The system of Example #8, can include instructions for causing the processing device to determine in real time that a screen-out is occurring at the perforation based on a change in the slope of the flow rate of the fluid through the perforation. The instructions can further cause the processing device to cause the warm-back data to be measured at the perforation in response to determining that the screen-out is occurring at the perforation. The fluid allocation model can be used to determine a size and a location of the fractures formed during the hydraulic fracturing operation in the well.

Example #10

The system of Example #8, can include instructions for causing the processing device to determine an amount of the fluid having passed through the perforation based on the flow data. The instructions can further cause the processing device to determine a thermal conductivity coefficient for the perforation based on the amount of fluid having passed through the perforation. The instructions for causing the processing device to generate the fluid allocation model can include instructions for causing the processing device to generate the fluid allocation model based on the thermal conductivity coefficient.

Example #11

The system of Example #10, can feature instructions for causing the processing device to determine the thermal conductivity coefficient for the perforation further including instructions for causing the processing device to determine a porosity of a subterranean formation through which the perforation is formed. The instructions for causing the processing device to determine the thermal conductivity coefficient for the perforation can further include instructions for causing the processing device to determine the thermal conductivity coefficient based on the porosity of the subterranean formation.

Example #12

The system of Example #10, can feature the fluid including a plurality of different types of fluid. The instructions for causing the processing device to determine the amount of the fluid having passed through the perforation can include instructions for causing the processing device to determine the amount of each type of fluid having passed through the perforation. The instructions for causing the processing device to determine the thermal conductivity coefficient for the perforation can include instructions for causing the processing device to determine the thermal conductivity coefficient based on the types of fluid and the amount of each type of fluid having passed through the perforation.

Example #13

The system of Example #8, can further include a distributed acoustic sensing system and a distributed temperature sensing system. The distributed acoustic sensing system can be communicatively coupled to the processing device and can include a first optical fiber, a first optical source, and a first optical receiver. The first optical fiber can extend downhole. The first optical source can transmit a first optical signal downhole through the first optical fiber. The first optical receiver can receive a first backscattered optical signal formed based on the first optical signal responding to acoustic signals or thermal signals generated in the well in real time. The distributed temperature sensing system can be communicatively coupled to the processing device and include a second optical fiber, a second optical source, and a second optical receiver. The second optical fiber can extend downhole. The second optical source can transmit a second optical signal downhole through the second optical fiber. The second optical receiver can receive a second backscattered optical signal formed based on the second optical signal responding to the temperature in the well in real time. The instructions for causing the processing device to receive the flow data can include instructions for causing the processing device to receive the flow data based on the first backscattered optical signal from the distributed acoustic sensing system. The instructions for causing the processing device to receive the warm-back data can include instructions for causing the processing device to receive the warm-back data based on the second backscattered optical signals from the distributed temperature sensing system.

◆ Required actions
A) Decide whether each statement agrees with the patent excerpt. Answer yes or no for each, and quote the words of the excerpt that settle it.
(i) In Example #11, the thermal conductivity coefficient is determined based on the porosity of the subterranean formation.
(ii) The distributed temperature sensing system uses the first optical fiber.
(iii) The flow data is received based on the second backscattered optical signal.
B) Write out the patent excerpt word for word from "Example #11" to "the subterranean formation.".

◆ Record set
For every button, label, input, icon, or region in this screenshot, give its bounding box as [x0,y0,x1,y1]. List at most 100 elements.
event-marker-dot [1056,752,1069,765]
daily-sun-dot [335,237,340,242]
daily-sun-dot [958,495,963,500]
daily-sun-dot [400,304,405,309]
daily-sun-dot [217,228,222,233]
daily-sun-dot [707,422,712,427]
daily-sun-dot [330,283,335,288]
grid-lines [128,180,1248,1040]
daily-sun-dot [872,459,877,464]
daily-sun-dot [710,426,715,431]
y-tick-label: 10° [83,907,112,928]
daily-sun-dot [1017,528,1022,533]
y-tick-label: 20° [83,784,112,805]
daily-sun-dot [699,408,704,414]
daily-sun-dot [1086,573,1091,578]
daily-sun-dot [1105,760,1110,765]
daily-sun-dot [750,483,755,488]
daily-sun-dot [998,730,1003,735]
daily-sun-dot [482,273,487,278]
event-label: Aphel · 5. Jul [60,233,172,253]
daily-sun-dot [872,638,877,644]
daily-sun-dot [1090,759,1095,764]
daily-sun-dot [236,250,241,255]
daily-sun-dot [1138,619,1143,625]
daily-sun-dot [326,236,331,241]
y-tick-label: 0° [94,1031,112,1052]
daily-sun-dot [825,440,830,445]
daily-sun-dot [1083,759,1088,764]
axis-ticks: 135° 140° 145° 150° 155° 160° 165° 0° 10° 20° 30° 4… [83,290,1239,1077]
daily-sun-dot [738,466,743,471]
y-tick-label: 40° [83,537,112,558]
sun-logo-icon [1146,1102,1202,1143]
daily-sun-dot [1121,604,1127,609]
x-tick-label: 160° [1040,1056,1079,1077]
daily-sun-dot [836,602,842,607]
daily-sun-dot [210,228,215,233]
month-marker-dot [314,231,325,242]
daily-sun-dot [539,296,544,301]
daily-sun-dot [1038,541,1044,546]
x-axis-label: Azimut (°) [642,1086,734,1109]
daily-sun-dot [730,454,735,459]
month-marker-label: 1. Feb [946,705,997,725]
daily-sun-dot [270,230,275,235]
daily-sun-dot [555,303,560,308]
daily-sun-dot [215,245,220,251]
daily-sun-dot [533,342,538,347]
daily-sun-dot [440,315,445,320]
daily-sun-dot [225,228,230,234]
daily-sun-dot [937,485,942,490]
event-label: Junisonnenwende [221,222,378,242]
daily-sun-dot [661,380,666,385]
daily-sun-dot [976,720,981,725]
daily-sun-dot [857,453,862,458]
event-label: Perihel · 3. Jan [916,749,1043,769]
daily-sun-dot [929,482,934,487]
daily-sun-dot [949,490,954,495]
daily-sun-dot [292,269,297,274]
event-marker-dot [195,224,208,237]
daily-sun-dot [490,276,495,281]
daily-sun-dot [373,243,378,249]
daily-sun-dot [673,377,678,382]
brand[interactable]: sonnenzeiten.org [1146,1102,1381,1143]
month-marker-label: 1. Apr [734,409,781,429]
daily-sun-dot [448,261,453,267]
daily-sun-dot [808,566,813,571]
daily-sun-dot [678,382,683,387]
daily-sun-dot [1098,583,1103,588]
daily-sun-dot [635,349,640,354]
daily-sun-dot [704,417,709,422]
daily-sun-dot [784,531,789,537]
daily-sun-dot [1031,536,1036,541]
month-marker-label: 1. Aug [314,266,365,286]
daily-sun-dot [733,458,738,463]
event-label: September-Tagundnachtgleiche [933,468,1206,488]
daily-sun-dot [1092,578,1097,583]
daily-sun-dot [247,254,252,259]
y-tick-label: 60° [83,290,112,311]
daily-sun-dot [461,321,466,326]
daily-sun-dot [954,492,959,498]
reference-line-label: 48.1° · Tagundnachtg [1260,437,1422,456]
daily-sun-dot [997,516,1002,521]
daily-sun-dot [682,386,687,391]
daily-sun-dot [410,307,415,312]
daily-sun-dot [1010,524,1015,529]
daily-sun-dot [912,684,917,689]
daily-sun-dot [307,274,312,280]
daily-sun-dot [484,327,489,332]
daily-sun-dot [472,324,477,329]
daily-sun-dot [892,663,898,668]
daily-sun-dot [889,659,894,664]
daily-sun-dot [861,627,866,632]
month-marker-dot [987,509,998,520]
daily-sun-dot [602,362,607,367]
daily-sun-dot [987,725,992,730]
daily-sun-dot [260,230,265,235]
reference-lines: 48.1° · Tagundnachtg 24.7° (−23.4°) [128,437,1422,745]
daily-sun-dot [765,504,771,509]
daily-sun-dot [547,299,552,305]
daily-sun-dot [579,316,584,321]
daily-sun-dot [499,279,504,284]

◆ Written answers
A)
(i) Yes: "determine the thermal conductivity coefficient based on the porosity of the subterranean formation"
(ii) No: "include a second optical fiber, a second optical source, and a second optical receiver"
(iii) No: "receive the flow data based on the first backscattered optical signal from the distributed acoustic sensing system"

B)
Example #11

The system of Example #10, can feature instructions for causing the processing device to determine the thermal conductivity coefficient for the perforation further including instructions for causing the processing device to determine a porosity of a subterranean formation through which the perforation is formed. The instructions for causing the processing device to determine the thermal conductivity coefficient for the perforation can further include instructions for causing the processing device to determine the thermal conductivity coefficient based on the porosity of the subterranean formation.